Goal of the exercise
Answer with one number only: the number of lines that include the word "GIDP".
+++ Supplied data
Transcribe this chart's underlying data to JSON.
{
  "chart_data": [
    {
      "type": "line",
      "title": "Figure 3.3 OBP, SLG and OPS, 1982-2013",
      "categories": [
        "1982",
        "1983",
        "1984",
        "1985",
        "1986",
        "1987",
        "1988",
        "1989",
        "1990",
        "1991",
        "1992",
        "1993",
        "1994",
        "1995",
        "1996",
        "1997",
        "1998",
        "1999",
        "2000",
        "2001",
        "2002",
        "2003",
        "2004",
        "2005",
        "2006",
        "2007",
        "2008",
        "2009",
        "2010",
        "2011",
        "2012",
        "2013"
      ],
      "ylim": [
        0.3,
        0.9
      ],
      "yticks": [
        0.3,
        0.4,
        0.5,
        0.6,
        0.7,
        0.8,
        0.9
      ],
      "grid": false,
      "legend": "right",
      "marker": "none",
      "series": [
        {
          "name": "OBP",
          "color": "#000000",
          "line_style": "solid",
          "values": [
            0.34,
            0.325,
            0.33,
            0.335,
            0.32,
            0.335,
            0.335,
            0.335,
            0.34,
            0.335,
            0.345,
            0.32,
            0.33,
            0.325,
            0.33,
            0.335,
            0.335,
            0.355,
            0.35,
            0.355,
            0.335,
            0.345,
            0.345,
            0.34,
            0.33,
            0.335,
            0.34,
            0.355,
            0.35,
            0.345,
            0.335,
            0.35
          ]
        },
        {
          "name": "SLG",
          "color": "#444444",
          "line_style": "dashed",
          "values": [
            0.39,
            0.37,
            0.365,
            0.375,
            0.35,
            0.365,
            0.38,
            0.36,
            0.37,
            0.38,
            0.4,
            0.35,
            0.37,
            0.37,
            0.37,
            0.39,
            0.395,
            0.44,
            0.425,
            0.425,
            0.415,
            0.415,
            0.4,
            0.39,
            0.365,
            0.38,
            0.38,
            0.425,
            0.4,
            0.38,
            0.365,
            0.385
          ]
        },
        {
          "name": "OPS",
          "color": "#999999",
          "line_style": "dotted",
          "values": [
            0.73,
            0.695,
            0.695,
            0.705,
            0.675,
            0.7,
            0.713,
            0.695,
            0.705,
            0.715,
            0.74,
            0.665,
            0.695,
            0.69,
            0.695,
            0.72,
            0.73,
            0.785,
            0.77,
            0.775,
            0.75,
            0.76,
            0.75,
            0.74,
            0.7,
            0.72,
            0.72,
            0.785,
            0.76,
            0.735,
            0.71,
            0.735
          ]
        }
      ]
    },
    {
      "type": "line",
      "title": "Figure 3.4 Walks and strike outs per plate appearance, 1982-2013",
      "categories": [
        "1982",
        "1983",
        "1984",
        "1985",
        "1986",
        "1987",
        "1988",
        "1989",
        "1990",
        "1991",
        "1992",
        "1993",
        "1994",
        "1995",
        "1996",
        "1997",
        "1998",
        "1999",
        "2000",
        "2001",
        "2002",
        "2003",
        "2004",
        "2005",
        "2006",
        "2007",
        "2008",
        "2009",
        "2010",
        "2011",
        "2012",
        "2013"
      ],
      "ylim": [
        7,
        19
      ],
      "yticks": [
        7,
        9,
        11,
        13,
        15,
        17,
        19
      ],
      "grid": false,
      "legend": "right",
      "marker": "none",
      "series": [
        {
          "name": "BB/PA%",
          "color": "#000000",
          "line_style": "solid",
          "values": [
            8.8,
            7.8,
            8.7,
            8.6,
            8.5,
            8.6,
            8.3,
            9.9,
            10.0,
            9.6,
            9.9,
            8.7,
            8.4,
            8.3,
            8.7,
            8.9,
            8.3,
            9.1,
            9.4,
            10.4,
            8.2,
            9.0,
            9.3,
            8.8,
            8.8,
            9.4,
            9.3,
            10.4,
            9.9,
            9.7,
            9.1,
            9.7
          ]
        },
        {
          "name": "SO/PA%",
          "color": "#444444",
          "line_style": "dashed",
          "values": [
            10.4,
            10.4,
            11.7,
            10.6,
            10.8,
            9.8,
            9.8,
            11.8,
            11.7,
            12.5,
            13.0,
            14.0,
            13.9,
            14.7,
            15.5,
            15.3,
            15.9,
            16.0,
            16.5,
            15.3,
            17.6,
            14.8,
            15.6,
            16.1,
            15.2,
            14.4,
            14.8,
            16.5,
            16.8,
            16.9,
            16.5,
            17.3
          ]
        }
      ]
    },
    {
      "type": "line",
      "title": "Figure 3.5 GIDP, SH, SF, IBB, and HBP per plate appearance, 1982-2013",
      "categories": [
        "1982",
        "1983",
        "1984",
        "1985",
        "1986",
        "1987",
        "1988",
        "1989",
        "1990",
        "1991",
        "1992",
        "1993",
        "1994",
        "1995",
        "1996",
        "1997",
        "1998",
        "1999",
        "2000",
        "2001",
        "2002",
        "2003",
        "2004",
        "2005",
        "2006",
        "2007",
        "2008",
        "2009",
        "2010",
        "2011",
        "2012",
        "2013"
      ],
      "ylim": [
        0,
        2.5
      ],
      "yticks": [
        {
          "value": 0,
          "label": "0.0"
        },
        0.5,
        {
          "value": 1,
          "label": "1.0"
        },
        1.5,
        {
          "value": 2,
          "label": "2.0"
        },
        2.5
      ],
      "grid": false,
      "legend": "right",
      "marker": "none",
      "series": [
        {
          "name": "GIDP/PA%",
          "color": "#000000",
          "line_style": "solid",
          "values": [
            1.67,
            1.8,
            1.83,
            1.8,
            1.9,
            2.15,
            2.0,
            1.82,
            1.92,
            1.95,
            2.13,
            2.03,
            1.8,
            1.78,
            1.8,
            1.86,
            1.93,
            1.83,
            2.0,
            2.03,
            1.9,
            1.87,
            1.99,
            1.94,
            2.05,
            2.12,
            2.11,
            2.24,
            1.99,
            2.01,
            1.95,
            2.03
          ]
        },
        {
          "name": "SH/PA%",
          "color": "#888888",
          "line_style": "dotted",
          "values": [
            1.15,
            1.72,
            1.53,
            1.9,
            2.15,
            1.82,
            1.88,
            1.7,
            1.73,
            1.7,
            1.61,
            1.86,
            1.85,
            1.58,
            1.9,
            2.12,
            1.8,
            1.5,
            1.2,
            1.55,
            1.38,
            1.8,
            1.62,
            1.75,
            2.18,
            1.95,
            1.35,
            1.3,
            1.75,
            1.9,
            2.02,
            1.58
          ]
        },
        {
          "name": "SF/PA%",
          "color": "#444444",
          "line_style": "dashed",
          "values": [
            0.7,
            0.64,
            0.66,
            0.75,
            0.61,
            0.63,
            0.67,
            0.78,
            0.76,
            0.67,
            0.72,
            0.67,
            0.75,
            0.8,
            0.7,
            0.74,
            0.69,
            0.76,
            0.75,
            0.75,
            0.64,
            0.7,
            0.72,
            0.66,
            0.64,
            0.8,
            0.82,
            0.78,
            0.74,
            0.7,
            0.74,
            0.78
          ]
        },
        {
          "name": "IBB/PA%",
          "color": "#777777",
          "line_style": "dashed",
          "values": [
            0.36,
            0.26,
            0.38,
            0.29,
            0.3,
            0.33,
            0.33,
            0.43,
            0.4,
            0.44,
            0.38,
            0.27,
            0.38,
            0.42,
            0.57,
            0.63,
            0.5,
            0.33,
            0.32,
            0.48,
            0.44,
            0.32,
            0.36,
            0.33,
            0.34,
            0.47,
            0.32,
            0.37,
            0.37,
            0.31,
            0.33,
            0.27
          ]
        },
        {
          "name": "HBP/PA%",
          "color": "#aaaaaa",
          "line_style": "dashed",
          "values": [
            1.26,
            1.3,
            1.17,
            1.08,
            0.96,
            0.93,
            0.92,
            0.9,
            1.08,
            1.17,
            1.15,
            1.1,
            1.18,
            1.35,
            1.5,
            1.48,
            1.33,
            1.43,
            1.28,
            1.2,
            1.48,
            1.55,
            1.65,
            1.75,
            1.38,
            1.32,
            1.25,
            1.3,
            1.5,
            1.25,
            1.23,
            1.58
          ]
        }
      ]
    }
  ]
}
++++++
Result of the exercise
2